Retype all of the data exactly as given.

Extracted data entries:
------------------------------

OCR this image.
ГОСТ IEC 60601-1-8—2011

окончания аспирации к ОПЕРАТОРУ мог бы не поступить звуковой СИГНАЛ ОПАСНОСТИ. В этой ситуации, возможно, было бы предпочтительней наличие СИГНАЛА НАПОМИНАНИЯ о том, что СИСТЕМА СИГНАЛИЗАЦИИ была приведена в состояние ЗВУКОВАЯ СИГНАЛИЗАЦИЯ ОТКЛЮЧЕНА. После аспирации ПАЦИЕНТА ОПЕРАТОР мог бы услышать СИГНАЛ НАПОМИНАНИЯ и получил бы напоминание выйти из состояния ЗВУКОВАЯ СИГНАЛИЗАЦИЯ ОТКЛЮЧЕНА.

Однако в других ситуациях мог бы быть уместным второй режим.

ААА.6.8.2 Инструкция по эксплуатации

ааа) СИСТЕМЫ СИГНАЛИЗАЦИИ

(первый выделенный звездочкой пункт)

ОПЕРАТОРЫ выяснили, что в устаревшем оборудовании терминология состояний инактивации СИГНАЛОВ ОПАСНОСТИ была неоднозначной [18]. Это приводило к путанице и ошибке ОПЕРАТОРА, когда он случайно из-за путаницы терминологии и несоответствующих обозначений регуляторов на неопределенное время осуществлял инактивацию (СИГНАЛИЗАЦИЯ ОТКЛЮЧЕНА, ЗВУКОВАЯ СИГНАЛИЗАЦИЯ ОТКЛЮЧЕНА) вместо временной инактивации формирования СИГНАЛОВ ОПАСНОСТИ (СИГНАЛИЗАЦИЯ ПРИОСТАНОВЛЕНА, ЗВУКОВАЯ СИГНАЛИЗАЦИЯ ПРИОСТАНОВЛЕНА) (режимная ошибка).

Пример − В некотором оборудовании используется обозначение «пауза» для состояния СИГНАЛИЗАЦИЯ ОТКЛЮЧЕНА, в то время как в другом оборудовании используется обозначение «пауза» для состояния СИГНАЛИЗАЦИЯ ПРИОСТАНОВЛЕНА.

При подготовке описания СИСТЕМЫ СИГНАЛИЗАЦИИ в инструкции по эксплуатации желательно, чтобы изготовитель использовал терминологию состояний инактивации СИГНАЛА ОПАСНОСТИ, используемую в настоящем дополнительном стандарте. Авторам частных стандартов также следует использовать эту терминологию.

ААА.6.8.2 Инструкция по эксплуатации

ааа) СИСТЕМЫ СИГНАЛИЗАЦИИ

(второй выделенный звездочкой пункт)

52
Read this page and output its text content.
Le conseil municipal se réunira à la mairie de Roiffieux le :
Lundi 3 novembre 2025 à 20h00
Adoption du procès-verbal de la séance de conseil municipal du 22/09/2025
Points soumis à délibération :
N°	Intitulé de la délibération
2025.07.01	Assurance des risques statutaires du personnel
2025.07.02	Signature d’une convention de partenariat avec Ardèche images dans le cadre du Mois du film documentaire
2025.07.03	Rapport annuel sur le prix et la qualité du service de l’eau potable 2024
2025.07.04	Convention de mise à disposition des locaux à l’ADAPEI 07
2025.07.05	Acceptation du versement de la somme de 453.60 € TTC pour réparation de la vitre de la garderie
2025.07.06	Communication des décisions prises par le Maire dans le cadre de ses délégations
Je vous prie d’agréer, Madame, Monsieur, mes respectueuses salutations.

------------------------------

* EXPECTED ANSWER:
OCR this image.
ГОСТ IEC 60601-1-8—2011

окончания аспирации к ОПЕРАТОРУ мог бы не поступить звуковой СИГНАЛ ОПАСНОСТИ. В этой ситуации, возможно, было бы предпочтительней наличие СИГНАЛА НАПОМИНАНИЯ о том, что СИСТЕМА СИГНАЛИЗАЦИИ была приведена в состояние ЗВУКОВАЯ СИГНАЛИЗАЦИЯ ОТКЛЮЧЕНА. После аспирации ПАЦИЕНТА ОПЕРАТОР мог бы услышать СИГНАЛ НАПОМИНАНИЯ и получил бы напоминание выйти из состояния ЗВУКОВАЯ СИГНАЛИЗАЦИЯ ОТКЛЮЧЕНА.

Однако в других ситуациях мог бы быть уместным второй режим.

ААА.6.8.2 Инструкция по эксплуатации

ааа) СИСТЕМЫ СИГНАЛИЗАЦИИ

(первый выделенный звездочкой пункт)

ОПЕРАТОРЫ выяснили, что в устаревшем оборудовании терминология состояний инактивации СИГНАЛОВ ОПАСНОСТИ была неоднозначной [18]. Это приводило к путанице и ошибке ОПЕРАТОРА, когда он случайно из-за путаницы терминологии и несоответствующих обозначений регуляторов на неопределенное время осуществлял инактивацию (СИГНАЛИЗАЦИЯ ОТКЛЮЧЕНА, ЗВУКОВАЯ СИГНАЛИЗАЦИЯ ОТКЛЮЧЕНА) вместо временной инактивации формирования СИГНАЛОВ ОПАСНОСТИ (СИГНАЛИЗАЦИЯ ПРИОСТАНОВЛЕНА, ЗВУКОВАЯ СИГНАЛИЗАЦИЯ ПРИОСТАНОВЛЕНА) (режимная ошибка).

Пример − В некотором оборудовании используется обозначение «пауза» для состояния СИГНАЛИЗАЦИЯ ОТКЛЮЧЕНА, в то время как в другом оборудовании используется обозначение «пауза» для состояния СИГНАЛИЗАЦИЯ ПРИОСТАНОВЛЕНА.

При подготовке описания СИСТЕМЫ СИГНАЛИЗАЦИИ в инструкции по эксплуатации желательно, чтобы изготовитель использовал терминологию состояний инактивации СИГНАЛА ОПАСНОСТИ, используемую в настоящем дополнительном стандарте. Авторам частных стандартов также следует использовать эту терминологию.

ААА.6.8.2 Инструкция по эксплуатации

ааа) СИСТЕМЫ СИГНАЛИЗАЦИИ

(второй выделенный звездочкой пункт)

52
Read this page and output its text content.
Le conseil municipal se réunira à la mairie de Roiffieux le :
Lundi 3 novembre 2025 à 20h00
Adoption du procès-verbal de la séance de conseil municipal du 22/09/2025
Points soumis à délibération :
N°	Intitulé de la délibération
2025.07.01	Assurance des risques statutaires du personnel
2025.07.02	Signature d’une convention de partenariat avec Ardèche images dans le cadre du Mois du film documentaire
2025.07.03	Rapport annuel sur le prix et la qualité du service de l’eau potable 2024
2025.07.04	Convention de mise à disposition des locaux à l’ADAPEI 07
2025.07.05	Acceptation du versement de la somme de 453.60 € TTC pour réparation de la vitre de la garderie
2025.07.06	Communication des décisions prises par le Maire dans le cadre de ses délégations
Je vous prie d’agréer, Madame, Monsieur, mes respectueuses salutations.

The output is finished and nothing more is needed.